§ **Requirement**:
Count each line below that has "Output" anywhere in it. Answer with the total alone.

[Source data]

--------------------------------

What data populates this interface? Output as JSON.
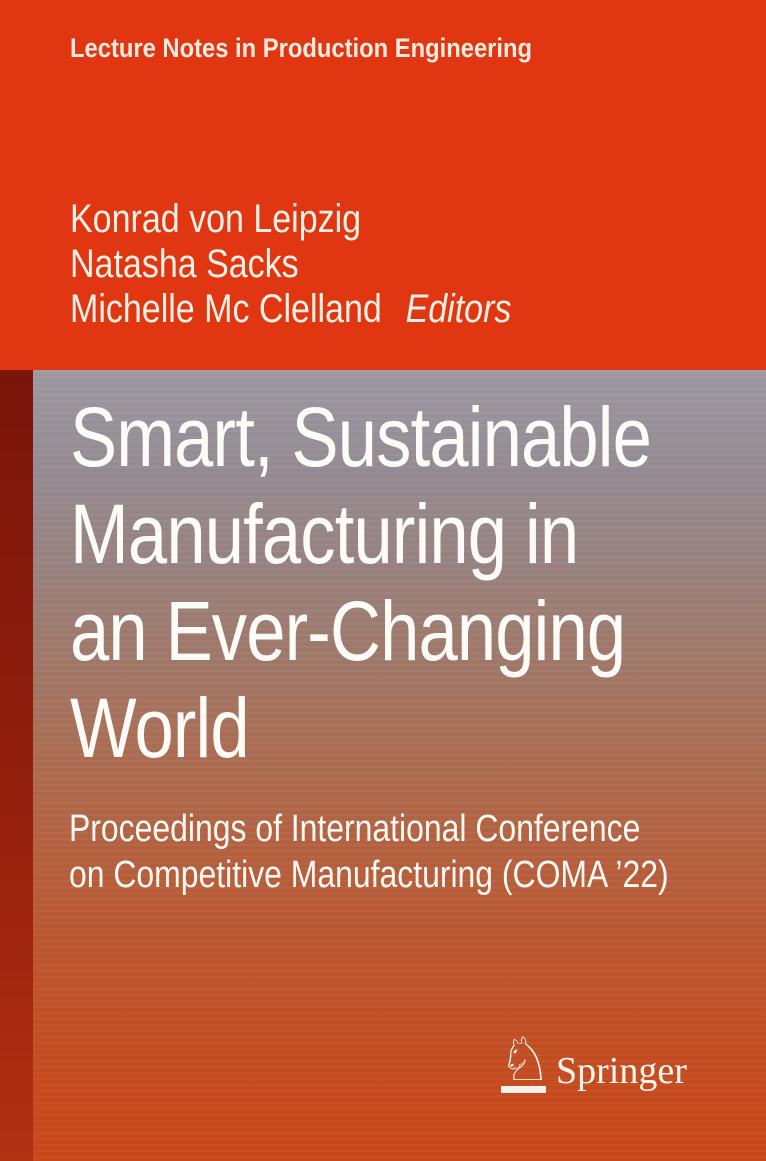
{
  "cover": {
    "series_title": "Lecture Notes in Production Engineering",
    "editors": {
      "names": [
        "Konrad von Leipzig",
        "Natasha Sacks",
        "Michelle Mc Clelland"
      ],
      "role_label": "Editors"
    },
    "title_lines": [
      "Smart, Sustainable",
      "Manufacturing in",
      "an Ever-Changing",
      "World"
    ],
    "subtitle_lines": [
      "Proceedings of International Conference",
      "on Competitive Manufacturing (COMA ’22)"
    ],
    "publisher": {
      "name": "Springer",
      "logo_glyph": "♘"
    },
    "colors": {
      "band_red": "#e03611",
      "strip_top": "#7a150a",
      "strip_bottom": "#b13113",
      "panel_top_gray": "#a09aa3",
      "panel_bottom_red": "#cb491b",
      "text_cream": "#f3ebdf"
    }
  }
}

--------------------------------

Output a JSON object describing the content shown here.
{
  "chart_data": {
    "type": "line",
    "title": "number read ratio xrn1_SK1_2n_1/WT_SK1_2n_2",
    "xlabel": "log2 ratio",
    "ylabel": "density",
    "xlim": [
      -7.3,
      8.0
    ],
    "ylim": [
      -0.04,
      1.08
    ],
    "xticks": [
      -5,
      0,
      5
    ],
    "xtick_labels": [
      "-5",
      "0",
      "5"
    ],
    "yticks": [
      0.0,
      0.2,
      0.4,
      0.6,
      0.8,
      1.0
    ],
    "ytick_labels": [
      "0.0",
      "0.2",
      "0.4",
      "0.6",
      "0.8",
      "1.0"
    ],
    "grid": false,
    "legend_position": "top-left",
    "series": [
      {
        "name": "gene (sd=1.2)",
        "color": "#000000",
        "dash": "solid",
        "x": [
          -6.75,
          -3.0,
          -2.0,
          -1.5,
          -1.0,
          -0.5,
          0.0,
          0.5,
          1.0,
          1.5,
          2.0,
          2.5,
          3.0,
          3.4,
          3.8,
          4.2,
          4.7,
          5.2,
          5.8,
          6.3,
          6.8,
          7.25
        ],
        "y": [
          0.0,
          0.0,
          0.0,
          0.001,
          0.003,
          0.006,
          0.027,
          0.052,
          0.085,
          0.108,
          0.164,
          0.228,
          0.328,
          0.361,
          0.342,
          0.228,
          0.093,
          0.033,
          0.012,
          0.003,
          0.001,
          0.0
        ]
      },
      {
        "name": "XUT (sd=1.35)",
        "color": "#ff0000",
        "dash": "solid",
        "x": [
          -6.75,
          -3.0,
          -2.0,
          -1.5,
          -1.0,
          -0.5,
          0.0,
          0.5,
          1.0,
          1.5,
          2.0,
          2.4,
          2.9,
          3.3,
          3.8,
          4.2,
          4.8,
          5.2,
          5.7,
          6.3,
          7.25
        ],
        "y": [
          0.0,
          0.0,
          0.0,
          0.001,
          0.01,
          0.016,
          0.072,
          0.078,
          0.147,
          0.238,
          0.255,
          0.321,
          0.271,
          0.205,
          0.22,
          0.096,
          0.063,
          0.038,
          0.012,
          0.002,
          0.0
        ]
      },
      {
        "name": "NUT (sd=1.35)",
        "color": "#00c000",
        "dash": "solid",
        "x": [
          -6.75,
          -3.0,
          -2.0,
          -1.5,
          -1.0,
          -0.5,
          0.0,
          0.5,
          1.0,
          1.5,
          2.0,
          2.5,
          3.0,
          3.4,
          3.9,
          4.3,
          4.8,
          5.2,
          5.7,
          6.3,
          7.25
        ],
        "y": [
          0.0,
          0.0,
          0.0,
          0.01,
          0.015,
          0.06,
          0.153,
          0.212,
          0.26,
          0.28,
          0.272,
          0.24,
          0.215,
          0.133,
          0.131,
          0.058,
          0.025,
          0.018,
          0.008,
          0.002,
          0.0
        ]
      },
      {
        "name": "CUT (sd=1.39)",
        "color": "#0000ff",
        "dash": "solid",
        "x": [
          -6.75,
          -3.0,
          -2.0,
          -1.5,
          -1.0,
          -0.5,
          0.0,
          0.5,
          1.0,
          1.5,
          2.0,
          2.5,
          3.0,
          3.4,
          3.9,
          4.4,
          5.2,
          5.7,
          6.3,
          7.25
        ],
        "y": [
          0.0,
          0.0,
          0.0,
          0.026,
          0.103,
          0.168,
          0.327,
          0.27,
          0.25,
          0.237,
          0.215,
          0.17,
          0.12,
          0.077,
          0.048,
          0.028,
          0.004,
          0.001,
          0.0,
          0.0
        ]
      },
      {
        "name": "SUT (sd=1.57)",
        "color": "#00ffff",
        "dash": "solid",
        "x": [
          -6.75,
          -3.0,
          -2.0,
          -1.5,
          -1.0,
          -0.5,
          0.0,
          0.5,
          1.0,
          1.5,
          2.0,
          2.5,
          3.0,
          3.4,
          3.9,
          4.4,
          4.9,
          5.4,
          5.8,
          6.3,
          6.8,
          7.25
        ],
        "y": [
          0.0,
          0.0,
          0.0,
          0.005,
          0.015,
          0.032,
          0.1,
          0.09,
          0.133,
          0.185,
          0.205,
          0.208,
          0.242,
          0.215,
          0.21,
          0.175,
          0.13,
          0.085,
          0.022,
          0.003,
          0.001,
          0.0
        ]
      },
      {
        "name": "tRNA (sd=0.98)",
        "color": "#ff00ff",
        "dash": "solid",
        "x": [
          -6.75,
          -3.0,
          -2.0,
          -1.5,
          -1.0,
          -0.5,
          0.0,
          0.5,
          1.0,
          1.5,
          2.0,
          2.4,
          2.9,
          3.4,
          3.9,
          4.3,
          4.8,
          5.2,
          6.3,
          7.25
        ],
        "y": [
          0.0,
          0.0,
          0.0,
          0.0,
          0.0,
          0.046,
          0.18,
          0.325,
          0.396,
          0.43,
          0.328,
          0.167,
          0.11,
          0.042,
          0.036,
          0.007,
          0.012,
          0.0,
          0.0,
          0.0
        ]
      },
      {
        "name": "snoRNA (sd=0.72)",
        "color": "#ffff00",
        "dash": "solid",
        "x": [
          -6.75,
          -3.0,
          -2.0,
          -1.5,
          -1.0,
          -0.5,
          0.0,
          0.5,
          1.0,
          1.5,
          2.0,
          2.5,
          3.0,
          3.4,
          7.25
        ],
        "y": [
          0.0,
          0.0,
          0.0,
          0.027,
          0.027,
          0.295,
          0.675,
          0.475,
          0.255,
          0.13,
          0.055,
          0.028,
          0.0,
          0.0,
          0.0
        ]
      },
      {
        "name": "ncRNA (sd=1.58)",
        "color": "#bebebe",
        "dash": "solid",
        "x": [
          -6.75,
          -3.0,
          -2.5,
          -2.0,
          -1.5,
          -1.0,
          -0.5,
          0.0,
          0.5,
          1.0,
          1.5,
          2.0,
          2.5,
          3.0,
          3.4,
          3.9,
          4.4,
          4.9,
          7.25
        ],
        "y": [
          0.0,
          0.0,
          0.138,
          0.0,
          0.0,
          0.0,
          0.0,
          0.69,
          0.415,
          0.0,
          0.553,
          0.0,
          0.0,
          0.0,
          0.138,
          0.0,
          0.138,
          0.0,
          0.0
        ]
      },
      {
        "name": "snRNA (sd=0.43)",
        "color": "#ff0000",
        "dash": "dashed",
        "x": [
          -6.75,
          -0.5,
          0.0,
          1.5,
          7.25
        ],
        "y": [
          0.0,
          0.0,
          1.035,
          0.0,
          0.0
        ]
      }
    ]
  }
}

--------------------------------

§ **Task response**:
2